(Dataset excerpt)
☆ ☆ ☆

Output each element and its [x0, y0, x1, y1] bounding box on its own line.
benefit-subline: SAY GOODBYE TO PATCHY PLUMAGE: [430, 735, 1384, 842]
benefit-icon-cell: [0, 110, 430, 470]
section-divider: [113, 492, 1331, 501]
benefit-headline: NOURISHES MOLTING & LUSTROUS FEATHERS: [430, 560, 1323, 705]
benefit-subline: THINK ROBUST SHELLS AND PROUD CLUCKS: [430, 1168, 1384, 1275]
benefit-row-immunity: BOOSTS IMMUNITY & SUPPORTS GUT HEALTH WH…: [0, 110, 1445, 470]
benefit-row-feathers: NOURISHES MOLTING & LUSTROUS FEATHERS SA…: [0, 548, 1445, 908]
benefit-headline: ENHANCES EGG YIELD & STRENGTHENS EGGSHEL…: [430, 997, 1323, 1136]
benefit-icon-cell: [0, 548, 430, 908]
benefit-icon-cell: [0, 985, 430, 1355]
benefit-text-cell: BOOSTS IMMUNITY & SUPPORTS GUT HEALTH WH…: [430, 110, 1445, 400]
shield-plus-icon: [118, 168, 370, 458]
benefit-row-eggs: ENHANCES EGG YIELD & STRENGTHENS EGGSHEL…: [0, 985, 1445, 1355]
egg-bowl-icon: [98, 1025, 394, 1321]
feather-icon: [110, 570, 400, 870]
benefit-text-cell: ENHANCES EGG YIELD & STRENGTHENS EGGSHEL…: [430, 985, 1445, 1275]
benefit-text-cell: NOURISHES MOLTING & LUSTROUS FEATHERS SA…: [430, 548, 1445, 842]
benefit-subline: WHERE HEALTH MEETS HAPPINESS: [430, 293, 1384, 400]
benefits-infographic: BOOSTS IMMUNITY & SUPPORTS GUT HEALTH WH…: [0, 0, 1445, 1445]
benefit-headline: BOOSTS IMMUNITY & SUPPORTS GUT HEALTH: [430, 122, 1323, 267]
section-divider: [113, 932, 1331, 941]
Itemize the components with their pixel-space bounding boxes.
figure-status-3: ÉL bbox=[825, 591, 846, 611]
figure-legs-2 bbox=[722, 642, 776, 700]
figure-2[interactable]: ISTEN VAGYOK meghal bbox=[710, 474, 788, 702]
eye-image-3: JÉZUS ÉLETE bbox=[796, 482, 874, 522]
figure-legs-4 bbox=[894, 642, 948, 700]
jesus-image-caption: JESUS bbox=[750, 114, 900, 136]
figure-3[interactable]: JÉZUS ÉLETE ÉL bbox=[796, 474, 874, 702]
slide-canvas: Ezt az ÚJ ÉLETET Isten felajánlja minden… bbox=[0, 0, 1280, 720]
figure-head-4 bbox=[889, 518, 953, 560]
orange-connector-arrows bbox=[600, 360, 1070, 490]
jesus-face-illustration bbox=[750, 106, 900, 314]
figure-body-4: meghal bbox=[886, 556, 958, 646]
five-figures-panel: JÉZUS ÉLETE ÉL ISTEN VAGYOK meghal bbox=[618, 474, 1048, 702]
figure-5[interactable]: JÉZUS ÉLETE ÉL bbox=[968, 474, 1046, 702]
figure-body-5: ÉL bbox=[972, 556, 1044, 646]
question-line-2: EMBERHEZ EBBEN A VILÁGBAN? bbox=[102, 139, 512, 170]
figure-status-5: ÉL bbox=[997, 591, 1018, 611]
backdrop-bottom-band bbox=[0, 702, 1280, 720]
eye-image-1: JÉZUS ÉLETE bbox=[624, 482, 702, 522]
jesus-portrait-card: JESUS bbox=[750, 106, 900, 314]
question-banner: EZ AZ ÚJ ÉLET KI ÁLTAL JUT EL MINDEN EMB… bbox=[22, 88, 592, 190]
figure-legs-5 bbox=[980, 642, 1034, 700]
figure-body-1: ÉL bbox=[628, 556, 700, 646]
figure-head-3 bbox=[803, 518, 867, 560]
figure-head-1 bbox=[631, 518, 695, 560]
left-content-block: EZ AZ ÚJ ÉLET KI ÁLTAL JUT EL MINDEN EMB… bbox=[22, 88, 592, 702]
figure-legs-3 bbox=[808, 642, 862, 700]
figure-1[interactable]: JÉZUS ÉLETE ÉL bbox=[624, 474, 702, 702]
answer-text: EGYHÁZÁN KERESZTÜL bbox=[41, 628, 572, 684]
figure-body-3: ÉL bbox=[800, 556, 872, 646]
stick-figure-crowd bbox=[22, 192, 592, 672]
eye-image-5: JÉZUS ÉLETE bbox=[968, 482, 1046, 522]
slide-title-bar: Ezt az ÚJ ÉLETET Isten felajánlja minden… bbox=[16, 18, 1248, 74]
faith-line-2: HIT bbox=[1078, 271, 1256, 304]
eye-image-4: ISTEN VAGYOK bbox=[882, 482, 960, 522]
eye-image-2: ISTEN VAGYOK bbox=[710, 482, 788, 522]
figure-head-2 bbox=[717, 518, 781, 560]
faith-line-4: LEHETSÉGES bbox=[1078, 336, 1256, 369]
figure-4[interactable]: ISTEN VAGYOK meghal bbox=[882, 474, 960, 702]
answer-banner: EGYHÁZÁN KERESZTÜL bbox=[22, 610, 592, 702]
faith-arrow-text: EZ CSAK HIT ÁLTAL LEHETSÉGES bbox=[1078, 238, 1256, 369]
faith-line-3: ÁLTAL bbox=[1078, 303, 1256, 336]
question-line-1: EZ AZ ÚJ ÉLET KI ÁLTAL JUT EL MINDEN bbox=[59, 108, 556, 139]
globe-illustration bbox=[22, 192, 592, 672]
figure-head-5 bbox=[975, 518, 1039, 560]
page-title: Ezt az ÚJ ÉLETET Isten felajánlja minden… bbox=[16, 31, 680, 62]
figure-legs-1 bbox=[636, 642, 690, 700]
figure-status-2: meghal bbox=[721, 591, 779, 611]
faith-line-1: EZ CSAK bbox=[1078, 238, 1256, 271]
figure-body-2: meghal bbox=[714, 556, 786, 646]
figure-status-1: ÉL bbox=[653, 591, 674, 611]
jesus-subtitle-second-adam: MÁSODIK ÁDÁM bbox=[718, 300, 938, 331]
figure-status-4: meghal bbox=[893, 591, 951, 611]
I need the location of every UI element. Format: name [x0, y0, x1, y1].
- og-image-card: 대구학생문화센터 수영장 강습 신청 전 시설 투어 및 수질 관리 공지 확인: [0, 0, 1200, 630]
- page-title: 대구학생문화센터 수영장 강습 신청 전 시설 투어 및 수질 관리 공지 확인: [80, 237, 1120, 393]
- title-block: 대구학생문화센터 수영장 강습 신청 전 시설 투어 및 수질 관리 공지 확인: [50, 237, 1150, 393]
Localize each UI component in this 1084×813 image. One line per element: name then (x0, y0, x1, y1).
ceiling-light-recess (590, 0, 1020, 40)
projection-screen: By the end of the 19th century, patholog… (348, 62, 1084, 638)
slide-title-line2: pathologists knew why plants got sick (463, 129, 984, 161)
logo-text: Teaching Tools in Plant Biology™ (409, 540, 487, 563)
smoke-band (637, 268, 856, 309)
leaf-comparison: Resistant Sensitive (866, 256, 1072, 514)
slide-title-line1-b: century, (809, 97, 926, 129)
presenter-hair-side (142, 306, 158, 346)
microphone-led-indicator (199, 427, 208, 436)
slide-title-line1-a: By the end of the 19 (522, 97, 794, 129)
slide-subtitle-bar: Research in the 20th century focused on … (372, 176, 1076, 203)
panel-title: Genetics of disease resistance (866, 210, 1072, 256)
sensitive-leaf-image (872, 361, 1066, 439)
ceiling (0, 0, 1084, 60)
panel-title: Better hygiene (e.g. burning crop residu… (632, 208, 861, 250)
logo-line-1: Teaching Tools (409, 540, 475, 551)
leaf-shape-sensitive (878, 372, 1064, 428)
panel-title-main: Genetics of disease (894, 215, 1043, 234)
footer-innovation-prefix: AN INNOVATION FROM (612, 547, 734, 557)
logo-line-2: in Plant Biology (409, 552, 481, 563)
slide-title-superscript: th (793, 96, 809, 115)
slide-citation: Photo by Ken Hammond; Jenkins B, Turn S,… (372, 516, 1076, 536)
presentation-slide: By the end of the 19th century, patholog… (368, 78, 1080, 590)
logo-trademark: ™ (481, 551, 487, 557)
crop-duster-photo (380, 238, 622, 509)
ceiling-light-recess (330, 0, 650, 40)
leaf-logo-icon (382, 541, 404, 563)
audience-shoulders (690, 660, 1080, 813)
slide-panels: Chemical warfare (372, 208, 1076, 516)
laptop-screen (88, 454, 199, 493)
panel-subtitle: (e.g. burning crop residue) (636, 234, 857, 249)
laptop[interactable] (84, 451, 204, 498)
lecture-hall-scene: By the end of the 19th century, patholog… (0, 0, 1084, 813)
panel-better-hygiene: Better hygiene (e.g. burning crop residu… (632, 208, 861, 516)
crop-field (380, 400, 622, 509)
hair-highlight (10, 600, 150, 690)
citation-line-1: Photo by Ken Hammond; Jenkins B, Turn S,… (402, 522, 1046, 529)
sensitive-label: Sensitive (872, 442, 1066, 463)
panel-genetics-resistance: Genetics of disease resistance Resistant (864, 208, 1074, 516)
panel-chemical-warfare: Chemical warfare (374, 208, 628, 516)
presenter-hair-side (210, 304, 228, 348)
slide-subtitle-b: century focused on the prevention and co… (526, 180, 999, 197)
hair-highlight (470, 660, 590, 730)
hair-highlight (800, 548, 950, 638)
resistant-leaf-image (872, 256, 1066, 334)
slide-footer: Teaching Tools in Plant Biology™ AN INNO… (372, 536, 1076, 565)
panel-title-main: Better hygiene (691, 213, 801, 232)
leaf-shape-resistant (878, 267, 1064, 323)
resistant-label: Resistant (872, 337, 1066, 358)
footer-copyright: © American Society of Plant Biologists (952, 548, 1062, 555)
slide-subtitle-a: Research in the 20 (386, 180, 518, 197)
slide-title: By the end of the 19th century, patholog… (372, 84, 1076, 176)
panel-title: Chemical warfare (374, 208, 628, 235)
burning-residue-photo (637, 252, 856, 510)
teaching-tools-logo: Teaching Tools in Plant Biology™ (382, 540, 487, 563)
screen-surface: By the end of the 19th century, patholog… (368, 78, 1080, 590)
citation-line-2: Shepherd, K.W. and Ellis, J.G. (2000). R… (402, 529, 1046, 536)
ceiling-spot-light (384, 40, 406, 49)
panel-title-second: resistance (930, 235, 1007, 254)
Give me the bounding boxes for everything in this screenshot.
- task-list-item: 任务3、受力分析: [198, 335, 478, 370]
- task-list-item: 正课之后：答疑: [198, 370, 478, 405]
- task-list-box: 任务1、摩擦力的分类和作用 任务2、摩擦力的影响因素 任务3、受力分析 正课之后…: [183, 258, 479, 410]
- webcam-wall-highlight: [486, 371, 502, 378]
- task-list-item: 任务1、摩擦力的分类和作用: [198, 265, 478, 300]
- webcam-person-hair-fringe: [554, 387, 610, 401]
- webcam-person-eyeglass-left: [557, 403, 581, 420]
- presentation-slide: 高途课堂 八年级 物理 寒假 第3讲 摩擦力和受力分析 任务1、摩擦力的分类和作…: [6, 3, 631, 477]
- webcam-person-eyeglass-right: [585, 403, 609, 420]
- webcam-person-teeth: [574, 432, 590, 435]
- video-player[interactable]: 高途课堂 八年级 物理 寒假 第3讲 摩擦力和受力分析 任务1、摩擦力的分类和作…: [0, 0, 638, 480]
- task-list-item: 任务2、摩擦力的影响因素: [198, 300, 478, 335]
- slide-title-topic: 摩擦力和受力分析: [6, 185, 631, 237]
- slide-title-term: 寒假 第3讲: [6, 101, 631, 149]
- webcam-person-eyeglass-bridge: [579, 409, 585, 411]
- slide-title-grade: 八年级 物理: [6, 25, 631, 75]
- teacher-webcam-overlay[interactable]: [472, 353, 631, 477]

☆ ☆ ☆

Directions for this task:
Please output the lines from the very first line through the line with "benefit-icon-cell: [0, 985, 430, 1355]", both included, without changing anything.

Problem solution:
Output each element and its [x0, y0, x1, y1] bounding box on its own line.
benefit-subline: SAY GOODBYE TO PATCHY PLUMAGE: [430, 735, 1384, 842]
benefit-icon-cell: [0, 110, 430, 470]
section-divider: [113, 492, 1331, 501]
benefit-headline: NOURISHES MOLTING & LUSTROUS FEATHERS: [430, 560, 1323, 705]
benefit-subline: THINK ROBUST SHELLS AND PROUD CLUCKS: [430, 1168, 1384, 1275]
benefit-row-immunity: BOOSTS IMMUNITY & SUPPORTS GUT HEALTH WH…: [0, 110, 1445, 470]
benefit-row-feathers: NOURISHES MOLTING & LUSTROUS FEATHERS SA…: [0, 548, 1445, 908]
benefit-headline: ENHANCES EGG YIELD & STRENGTHENS EGGSHEL…: [430, 997, 1323, 1136]
benefit-icon-cell: [0, 548, 430, 908]
benefit-icon-cell: [0, 985, 430, 1355]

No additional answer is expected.